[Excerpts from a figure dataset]
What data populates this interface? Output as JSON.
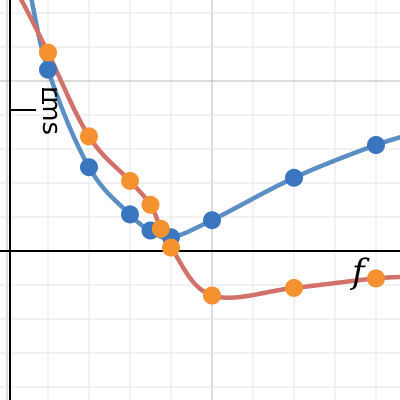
{
  "chart_data": {
    "type": "line",
    "xlabel": "f",
    "ylabel": "rms",
    "xlim": [
      -1,
      1
    ],
    "ylim": [
      -1,
      1
    ],
    "grid": true,
    "legend": "none",
    "colors": {
      "series_blue": "#5b8ec4",
      "series_red": "#d2706a",
      "point_blue": "#3a76c0",
      "point_orange": "#f5922f",
      "axis": "#000000"
    },
    "series": [
      {
        "values": [
          {
            "x": -0.8,
            "y": 0.53
          },
          {
            "x": -0.6,
            "y": 0.245
          },
          {
            "x": -0.4,
            "y": 0.107
          },
          {
            "x": -0.3,
            "y": 0.06
          },
          {
            "x": -0.2,
            "y": 0.04
          },
          {
            "x": 0.0,
            "y": 0.09
          },
          {
            "x": 0.4,
            "y": 0.214
          },
          {
            "x": 0.8,
            "y": 0.31
          }
        ]
      },
      {
        "values": [
          {
            "x": -0.8,
            "y": 0.58
          },
          {
            "x": -0.6,
            "y": 0.335
          },
          {
            "x": -0.4,
            "y": 0.205
          },
          {
            "x": -0.3,
            "y": 0.135
          },
          {
            "x": -0.25,
            "y": 0.065
          },
          {
            "x": -0.2,
            "y": 0.01
          },
          {
            "x": 0.0,
            "y": -0.13
          },
          {
            "x": 0.4,
            "y": -0.108
          },
          {
            "x": 0.8,
            "y": -0.08
          }
        ]
      }
    ]
  }
}
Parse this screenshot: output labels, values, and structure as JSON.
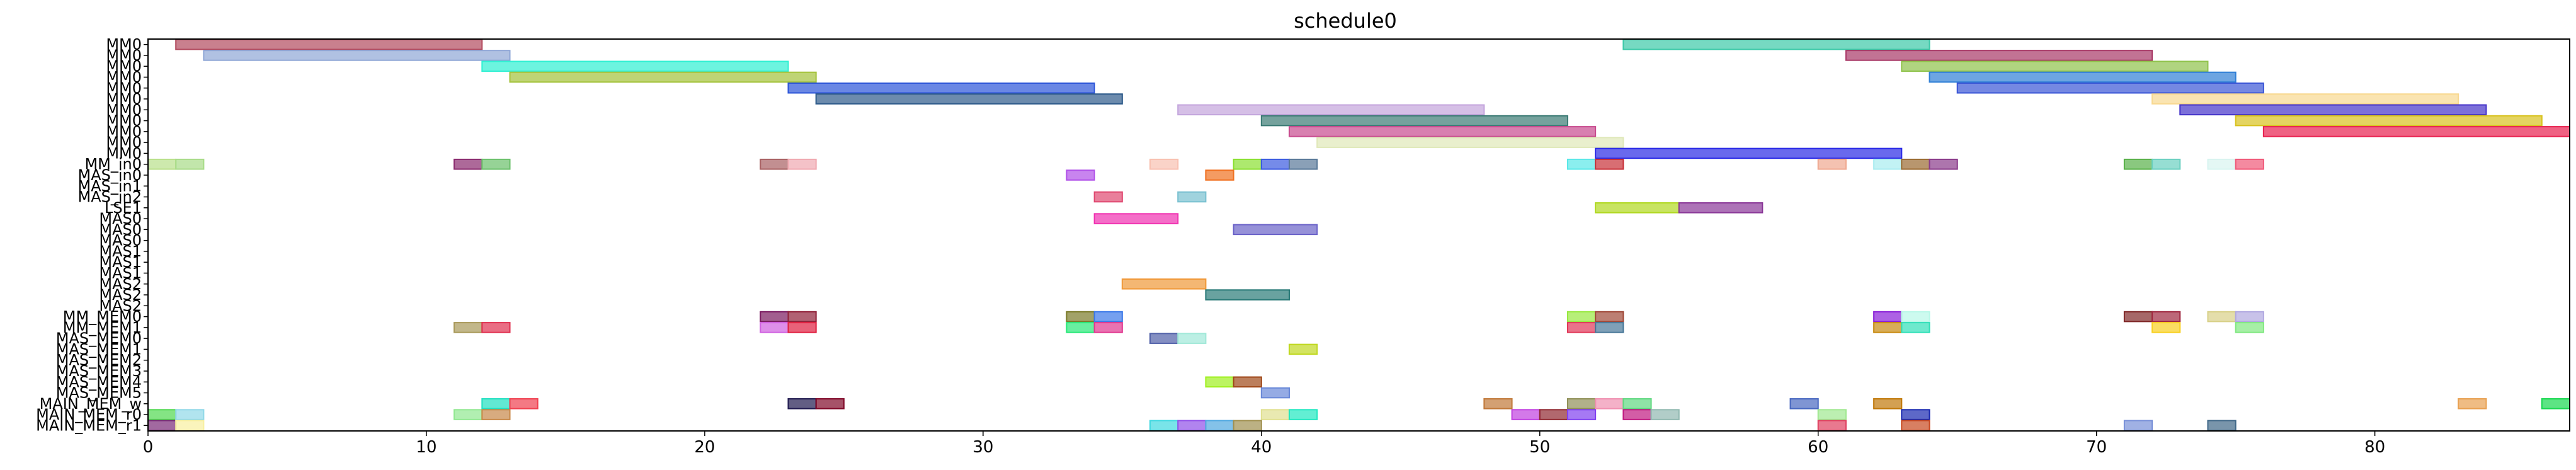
{
  "chart_data": {
    "type": "bar",
    "subtype": "gantt",
    "title": "schedule0",
    "xlabel": "",
    "ylabel": "",
    "xlim": [
      0,
      87
    ],
    "x_ticks": [
      0,
      10,
      20,
      30,
      40,
      50,
      60,
      70,
      80
    ],
    "grid": false,
    "categories": [
      "MM0",
      "MM0",
      "MM0",
      "MM0",
      "MM0",
      "MM0",
      "MM0",
      "MM0",
      "MM0",
      "MM0",
      "MM0",
      "MM_in0",
      "MAS_in0",
      "MAS_in1",
      "MAS_in2",
      "LSE1",
      "MAS0",
      "MAS0",
      "MAS0",
      "MAS1",
      "MAS1",
      "MAS1",
      "MAS2",
      "MAS2",
      "MAS2",
      "MM_MEM0",
      "MM_MEM1",
      "MAS_MEM0",
      "MAS_MEM1",
      "MAS_MEM2",
      "MAS_MEM3",
      "MAS_MEM4",
      "MAS_MEM5",
      "MAIN_MEM_w",
      "MAIN_MEM_r0",
      "MAIN_MEM_r1"
    ],
    "tasks": [
      {
        "row": 0,
        "start": 1,
        "end": 12,
        "color": "#b24a5e"
      },
      {
        "row": 0,
        "start": 53,
        "end": 64,
        "color": "#3cc9a8"
      },
      {
        "row": 1,
        "start": 2,
        "end": 13,
        "color": "#8fa6d6"
      },
      {
        "row": 1,
        "start": 61,
        "end": 72,
        "color": "#a83866"
      },
      {
        "row": 2,
        "start": 12,
        "end": 23,
        "color": "#2df0d2"
      },
      {
        "row": 2,
        "start": 63,
        "end": 74,
        "color": "#8fc24a"
      },
      {
        "row": 3,
        "start": 13,
        "end": 24,
        "color": "#a4c23a"
      },
      {
        "row": 3,
        "start": 64,
        "end": 75,
        "color": "#2f7fd6"
      },
      {
        "row": 4,
        "start": 23,
        "end": 34,
        "color": "#2b54d8"
      },
      {
        "row": 4,
        "start": 65,
        "end": 76,
        "color": "#3a55d6"
      },
      {
        "row": 5,
        "start": 24,
        "end": 35,
        "color": "#2d5a8a"
      },
      {
        "row": 5,
        "start": 72,
        "end": 83,
        "color": "#f8d890"
      },
      {
        "row": 6,
        "start": 37,
        "end": 48,
        "color": "#c3a4dc"
      },
      {
        "row": 6,
        "start": 73,
        "end": 84,
        "color": "#4433c9"
      },
      {
        "row": 7,
        "start": 40,
        "end": 51,
        "color": "#3a7a74"
      },
      {
        "row": 7,
        "start": 75,
        "end": 86,
        "color": "#d8c21e"
      },
      {
        "row": 8,
        "start": 41,
        "end": 52,
        "color": "#c84a8e"
      },
      {
        "row": 8,
        "start": 76,
        "end": 87,
        "color": "#e8204e"
      },
      {
        "row": 9,
        "start": 42,
        "end": 53,
        "color": "#dfe8b8"
      },
      {
        "row": 10,
        "start": 52,
        "end": 63,
        "color": "#2a2ae6"
      },
      {
        "row": 11,
        "start": 0,
        "end": 1,
        "color": "#b8e08a"
      },
      {
        "row": 11,
        "start": 1,
        "end": 2,
        "color": "#a8dc88"
      },
      {
        "row": 11,
        "start": 11,
        "end": 12,
        "color": "#8a2a6e"
      },
      {
        "row": 11,
        "start": 12,
        "end": 13,
        "color": "#6ac06a"
      },
      {
        "row": 11,
        "start": 22,
        "end": 23,
        "color": "#a86062"
      },
      {
        "row": 11,
        "start": 23,
        "end": 24,
        "color": "#f0a8b0"
      },
      {
        "row": 11,
        "start": 36,
        "end": 37,
        "color": "#f8c0b0"
      },
      {
        "row": 11,
        "start": 39,
        "end": 40,
        "color": "#8ae030"
      },
      {
        "row": 11,
        "start": 40,
        "end": 41,
        "color": "#3a5ae0"
      },
      {
        "row": 11,
        "start": 41,
        "end": 42,
        "color": "#587898"
      },
      {
        "row": 11,
        "start": 51,
        "end": 52,
        "color": "#5ae8e8"
      },
      {
        "row": 11,
        "start": 52,
        "end": 53,
        "color": "#c83038"
      },
      {
        "row": 11,
        "start": 60,
        "end": 61,
        "color": "#f0a890"
      },
      {
        "row": 11,
        "start": 62,
        "end": 63,
        "color": "#a8ecf0"
      },
      {
        "row": 11,
        "start": 63,
        "end": 64,
        "color": "#9a6a30"
      },
      {
        "row": 11,
        "start": 64,
        "end": 65,
        "color": "#8a3a8a"
      },
      {
        "row": 11,
        "start": 71,
        "end": 72,
        "color": "#58b048"
      },
      {
        "row": 11,
        "start": 72,
        "end": 73,
        "color": "#6ad0c0"
      },
      {
        "row": 11,
        "start": 74,
        "end": 75,
        "color": "#d8f4f0"
      },
      {
        "row": 11,
        "start": 75,
        "end": 76,
        "color": "#f05878"
      },
      {
        "row": 12,
        "start": 33,
        "end": 34,
        "color": "#b050e8"
      },
      {
        "row": 12,
        "start": 38,
        "end": 39,
        "color": "#f07020"
      },
      {
        "row": 14,
        "start": 34,
        "end": 35,
        "color": "#e04870"
      },
      {
        "row": 14,
        "start": 37,
        "end": 38,
        "color": "#78c0d0"
      },
      {
        "row": 15,
        "start": 52,
        "end": 55,
        "color": "#b0d820"
      },
      {
        "row": 15,
        "start": 55,
        "end": 58,
        "color": "#8a3898"
      },
      {
        "row": 16,
        "start": 34,
        "end": 37,
        "color": "#f030b0"
      },
      {
        "row": 17,
        "start": 39,
        "end": 42,
        "color": "#6a62c8"
      },
      {
        "row": 22,
        "start": 35,
        "end": 38,
        "color": "#f09838"
      },
      {
        "row": 23,
        "start": 38,
        "end": 41,
        "color": "#2a7a78"
      },
      {
        "row": 25,
        "start": 22,
        "end": 23,
        "color": "#7a1a60"
      },
      {
        "row": 25,
        "start": 23,
        "end": 24,
        "color": "#902038"
      },
      {
        "row": 25,
        "start": 33,
        "end": 34,
        "color": "#7a7a28"
      },
      {
        "row": 25,
        "start": 34,
        "end": 35,
        "color": "#3a78e8"
      },
      {
        "row": 25,
        "start": 51,
        "end": 52,
        "color": "#98e840"
      },
      {
        "row": 25,
        "start": 52,
        "end": 53,
        "color": "#a04838"
      },
      {
        "row": 25,
        "start": 62,
        "end": 63,
        "color": "#8a20d8"
      },
      {
        "row": 25,
        "start": 63,
        "end": 64,
        "color": "#b8f8e8"
      },
      {
        "row": 25,
        "start": 71,
        "end": 72,
        "color": "#802828"
      },
      {
        "row": 25,
        "start": 72,
        "end": 73,
        "color": "#a02840"
      },
      {
        "row": 25,
        "start": 74,
        "end": 75,
        "color": "#d8d088"
      },
      {
        "row": 25,
        "start": 75,
        "end": 76,
        "color": "#b0a8e0"
      },
      {
        "row": 26,
        "start": 11,
        "end": 12,
        "color": "#a89858"
      },
      {
        "row": 26,
        "start": 12,
        "end": 13,
        "color": "#e03050"
      },
      {
        "row": 26,
        "start": 22,
        "end": 23,
        "color": "#d060e0"
      },
      {
        "row": 26,
        "start": 23,
        "end": 24,
        "color": "#e02040"
      },
      {
        "row": 26,
        "start": 33,
        "end": 34,
        "color": "#28e878"
      },
      {
        "row": 26,
        "start": 34,
        "end": 35,
        "color": "#e03890"
      },
      {
        "row": 26,
        "start": 51,
        "end": 52,
        "color": "#e03858"
      },
      {
        "row": 26,
        "start": 52,
        "end": 53,
        "color": "#487898"
      },
      {
        "row": 26,
        "start": 62,
        "end": 63,
        "color": "#c88a10"
      },
      {
        "row": 26,
        "start": 63,
        "end": 64,
        "color": "#30e0b8"
      },
      {
        "row": 26,
        "start": 72,
        "end": 73,
        "color": "#f8d020"
      },
      {
        "row": 26,
        "start": 75,
        "end": 76,
        "color": "#80e880"
      },
      {
        "row": 27,
        "start": 36,
        "end": 37,
        "color": "#5060a8"
      },
      {
        "row": 27,
        "start": 37,
        "end": 38,
        "color": "#a0e8d8"
      },
      {
        "row": 28,
        "start": 41,
        "end": 42,
        "color": "#c0d820"
      },
      {
        "row": 31,
        "start": 38,
        "end": 39,
        "color": "#a0f020"
      },
      {
        "row": 31,
        "start": 39,
        "end": 40,
        "color": "#a04818"
      },
      {
        "row": 32,
        "start": 40,
        "end": 41,
        "color": "#6888d8"
      },
      {
        "row": 33,
        "start": 12,
        "end": 13,
        "color": "#20e0c0"
      },
      {
        "row": 33,
        "start": 13,
        "end": 14,
        "color": "#f04050"
      },
      {
        "row": 33,
        "start": 23,
        "end": 24,
        "color": "#201a50"
      },
      {
        "row": 33,
        "start": 24,
        "end": 25,
        "color": "#800828"
      },
      {
        "row": 33,
        "start": 48,
        "end": 49,
        "color": "#c07838"
      },
      {
        "row": 33,
        "start": 51,
        "end": 52,
        "color": "#909058"
      },
      {
        "row": 33,
        "start": 52,
        "end": 53,
        "color": "#f090b0"
      },
      {
        "row": 33,
        "start": 53,
        "end": 54,
        "color": "#60d880"
      },
      {
        "row": 33,
        "start": 59,
        "end": 60,
        "color": "#4868c0"
      },
      {
        "row": 33,
        "start": 62,
        "end": 63,
        "color": "#c07808"
      },
      {
        "row": 33,
        "start": 83,
        "end": 84,
        "color": "#e8a050"
      },
      {
        "row": 33,
        "start": 86,
        "end": 87,
        "color": "#18d850"
      },
      {
        "row": 34,
        "start": 0,
        "end": 1,
        "color": "#50d850"
      },
      {
        "row": 34,
        "start": 1,
        "end": 2,
        "color": "#90d8e8"
      },
      {
        "row": 34,
        "start": 11,
        "end": 12,
        "color": "#90e890"
      },
      {
        "row": 34,
        "start": 12,
        "end": 13,
        "color": "#c88848"
      },
      {
        "row": 34,
        "start": 40,
        "end": 41,
        "color": "#e0e090"
      },
      {
        "row": 34,
        "start": 41,
        "end": 42,
        "color": "#20e8c0"
      },
      {
        "row": 34,
        "start": 49,
        "end": 50,
        "color": "#c040e0"
      },
      {
        "row": 34,
        "start": 50,
        "end": 51,
        "color": "#902830"
      },
      {
        "row": 34,
        "start": 51,
        "end": 52,
        "color": "#8040f0"
      },
      {
        "row": 34,
        "start": 53,
        "end": 54,
        "color": "#c01880"
      },
      {
        "row": 34,
        "start": 54,
        "end": 55,
        "color": "#90b8b0"
      },
      {
        "row": 34,
        "start": 60,
        "end": 61,
        "color": "#a0e890"
      },
      {
        "row": 34,
        "start": 63,
        "end": 64,
        "color": "#1828b0"
      },
      {
        "row": 35,
        "start": 0,
        "end": 1,
        "color": "#7a2a78"
      },
      {
        "row": 35,
        "start": 1,
        "end": 2,
        "color": "#f8f0a0"
      },
      {
        "row": 35,
        "start": 36,
        "end": 37,
        "color": "#40d8e0"
      },
      {
        "row": 35,
        "start": 37,
        "end": 38,
        "color": "#9050e8"
      },
      {
        "row": 35,
        "start": 38,
        "end": 39,
        "color": "#50a8e0"
      },
      {
        "row": 35,
        "start": 39,
        "end": 40,
        "color": "#a09050"
      },
      {
        "row": 35,
        "start": 60,
        "end": 61,
        "color": "#e04060"
      },
      {
        "row": 35,
        "start": 63,
        "end": 64,
        "color": "#c84820"
      },
      {
        "row": 35,
        "start": 71,
        "end": 72,
        "color": "#7890d8"
      },
      {
        "row": 35,
        "start": 74,
        "end": 75,
        "color": "#406888"
      }
    ]
  }
}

> **Work to complete**: Search the entries for the word "JSON", then gather every line that has it.

> **Final result**:
What data populates this interface? Output as JSON.
Parse this screenshot: output labels, values, and structure as JSON.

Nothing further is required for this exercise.